[Saved entries]
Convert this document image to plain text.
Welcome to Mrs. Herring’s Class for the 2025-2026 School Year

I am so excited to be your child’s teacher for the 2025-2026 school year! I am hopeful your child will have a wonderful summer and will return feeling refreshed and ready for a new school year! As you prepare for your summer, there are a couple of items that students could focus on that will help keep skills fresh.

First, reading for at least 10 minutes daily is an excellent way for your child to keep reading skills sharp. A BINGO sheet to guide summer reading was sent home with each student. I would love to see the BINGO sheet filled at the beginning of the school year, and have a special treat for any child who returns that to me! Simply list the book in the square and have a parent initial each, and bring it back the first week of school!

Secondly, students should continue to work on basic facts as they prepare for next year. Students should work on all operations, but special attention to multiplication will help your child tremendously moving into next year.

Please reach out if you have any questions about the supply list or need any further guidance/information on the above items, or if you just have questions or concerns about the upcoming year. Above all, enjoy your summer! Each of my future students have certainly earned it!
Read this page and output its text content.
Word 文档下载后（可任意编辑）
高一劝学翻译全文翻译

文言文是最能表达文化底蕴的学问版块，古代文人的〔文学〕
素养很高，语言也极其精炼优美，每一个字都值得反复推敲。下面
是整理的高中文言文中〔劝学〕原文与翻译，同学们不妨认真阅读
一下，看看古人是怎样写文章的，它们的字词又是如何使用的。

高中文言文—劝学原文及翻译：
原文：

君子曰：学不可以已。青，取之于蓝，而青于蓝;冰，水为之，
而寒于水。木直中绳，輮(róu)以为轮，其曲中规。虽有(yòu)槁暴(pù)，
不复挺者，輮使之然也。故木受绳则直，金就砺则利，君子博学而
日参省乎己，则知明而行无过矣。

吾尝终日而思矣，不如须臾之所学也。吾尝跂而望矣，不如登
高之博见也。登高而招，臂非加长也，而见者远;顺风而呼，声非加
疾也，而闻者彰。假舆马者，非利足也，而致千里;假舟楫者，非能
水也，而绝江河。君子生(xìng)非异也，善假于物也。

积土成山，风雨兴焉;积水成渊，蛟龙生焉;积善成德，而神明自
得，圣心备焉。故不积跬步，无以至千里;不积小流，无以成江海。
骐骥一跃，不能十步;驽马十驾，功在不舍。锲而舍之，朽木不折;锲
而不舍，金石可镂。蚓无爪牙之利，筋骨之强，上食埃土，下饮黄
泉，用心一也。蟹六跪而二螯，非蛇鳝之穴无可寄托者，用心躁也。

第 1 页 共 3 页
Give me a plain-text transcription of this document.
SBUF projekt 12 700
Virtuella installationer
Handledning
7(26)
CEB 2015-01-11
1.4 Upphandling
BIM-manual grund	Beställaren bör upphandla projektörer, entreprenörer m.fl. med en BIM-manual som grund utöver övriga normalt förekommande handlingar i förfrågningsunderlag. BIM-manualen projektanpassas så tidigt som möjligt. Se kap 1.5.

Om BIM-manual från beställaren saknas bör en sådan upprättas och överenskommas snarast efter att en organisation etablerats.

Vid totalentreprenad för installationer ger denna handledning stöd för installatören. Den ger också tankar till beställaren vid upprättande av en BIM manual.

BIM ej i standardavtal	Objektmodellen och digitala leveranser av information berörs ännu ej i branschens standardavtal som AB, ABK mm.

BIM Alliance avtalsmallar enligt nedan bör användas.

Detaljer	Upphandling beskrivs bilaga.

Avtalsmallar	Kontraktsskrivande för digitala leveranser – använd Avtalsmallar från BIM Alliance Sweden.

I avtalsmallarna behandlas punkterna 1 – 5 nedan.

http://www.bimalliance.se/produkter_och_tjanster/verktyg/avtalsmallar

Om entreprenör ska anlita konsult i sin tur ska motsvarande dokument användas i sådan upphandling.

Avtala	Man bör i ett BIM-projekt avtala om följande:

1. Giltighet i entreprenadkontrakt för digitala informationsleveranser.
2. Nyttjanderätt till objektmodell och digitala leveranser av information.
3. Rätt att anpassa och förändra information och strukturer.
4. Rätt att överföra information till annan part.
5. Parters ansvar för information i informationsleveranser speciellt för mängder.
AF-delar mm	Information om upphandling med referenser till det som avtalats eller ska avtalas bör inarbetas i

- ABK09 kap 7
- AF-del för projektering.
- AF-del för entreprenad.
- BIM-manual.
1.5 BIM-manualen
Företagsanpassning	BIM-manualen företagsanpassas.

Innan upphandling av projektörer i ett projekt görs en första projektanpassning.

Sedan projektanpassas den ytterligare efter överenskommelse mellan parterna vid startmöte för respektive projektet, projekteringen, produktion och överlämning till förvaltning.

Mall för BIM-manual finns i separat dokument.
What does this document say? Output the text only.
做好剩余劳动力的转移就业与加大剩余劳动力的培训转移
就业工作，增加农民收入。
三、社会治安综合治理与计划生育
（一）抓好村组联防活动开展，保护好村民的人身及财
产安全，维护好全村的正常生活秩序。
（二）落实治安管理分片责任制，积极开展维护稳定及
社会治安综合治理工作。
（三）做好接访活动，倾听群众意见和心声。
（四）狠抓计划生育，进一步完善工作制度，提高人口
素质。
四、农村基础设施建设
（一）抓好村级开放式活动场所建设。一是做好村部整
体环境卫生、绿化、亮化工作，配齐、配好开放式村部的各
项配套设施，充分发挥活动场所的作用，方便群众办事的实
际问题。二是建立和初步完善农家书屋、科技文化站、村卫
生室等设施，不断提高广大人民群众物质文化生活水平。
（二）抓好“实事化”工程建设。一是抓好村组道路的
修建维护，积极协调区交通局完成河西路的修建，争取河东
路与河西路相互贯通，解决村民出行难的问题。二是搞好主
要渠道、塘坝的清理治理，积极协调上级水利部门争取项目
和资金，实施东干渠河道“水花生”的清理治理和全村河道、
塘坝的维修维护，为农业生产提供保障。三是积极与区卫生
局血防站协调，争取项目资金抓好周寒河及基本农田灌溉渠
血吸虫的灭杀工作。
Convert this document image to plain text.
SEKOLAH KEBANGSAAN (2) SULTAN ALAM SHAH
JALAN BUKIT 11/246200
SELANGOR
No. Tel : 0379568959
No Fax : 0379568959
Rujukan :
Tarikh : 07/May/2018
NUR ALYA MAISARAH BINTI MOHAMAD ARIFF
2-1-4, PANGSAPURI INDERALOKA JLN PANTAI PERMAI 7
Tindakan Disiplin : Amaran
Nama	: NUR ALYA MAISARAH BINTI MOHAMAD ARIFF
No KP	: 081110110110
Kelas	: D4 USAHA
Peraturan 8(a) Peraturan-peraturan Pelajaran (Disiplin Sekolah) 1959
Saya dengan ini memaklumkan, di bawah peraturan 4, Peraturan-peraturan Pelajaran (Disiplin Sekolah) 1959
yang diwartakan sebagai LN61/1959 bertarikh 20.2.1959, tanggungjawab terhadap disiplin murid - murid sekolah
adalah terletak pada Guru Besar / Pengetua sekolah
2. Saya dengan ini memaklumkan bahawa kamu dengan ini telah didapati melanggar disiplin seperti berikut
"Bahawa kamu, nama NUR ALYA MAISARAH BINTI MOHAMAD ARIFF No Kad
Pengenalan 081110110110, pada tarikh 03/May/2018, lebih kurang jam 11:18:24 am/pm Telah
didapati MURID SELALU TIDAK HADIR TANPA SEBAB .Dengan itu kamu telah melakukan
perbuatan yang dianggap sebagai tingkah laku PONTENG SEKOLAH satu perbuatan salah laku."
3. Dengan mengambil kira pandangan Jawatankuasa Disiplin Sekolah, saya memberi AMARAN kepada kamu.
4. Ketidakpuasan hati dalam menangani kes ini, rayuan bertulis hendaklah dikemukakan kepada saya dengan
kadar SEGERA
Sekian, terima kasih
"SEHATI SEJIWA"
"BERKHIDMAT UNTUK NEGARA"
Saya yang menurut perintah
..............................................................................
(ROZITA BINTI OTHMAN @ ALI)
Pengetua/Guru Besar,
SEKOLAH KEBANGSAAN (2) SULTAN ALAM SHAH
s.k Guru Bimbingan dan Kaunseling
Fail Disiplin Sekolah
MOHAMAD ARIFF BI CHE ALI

**Exercise requirements:** Return every line containing "MAISARAH".

**Task output:**
NUR ALYA MAISARAH BINTI MOHAMAD ARIFF
Nama	: NUR ALYA MAISARAH BINTI MOHAMAD ARIFF
"Bahawa kamu, nama NUR ALYA MAISARAH BINTI MOHAMAD ARIFF No Kad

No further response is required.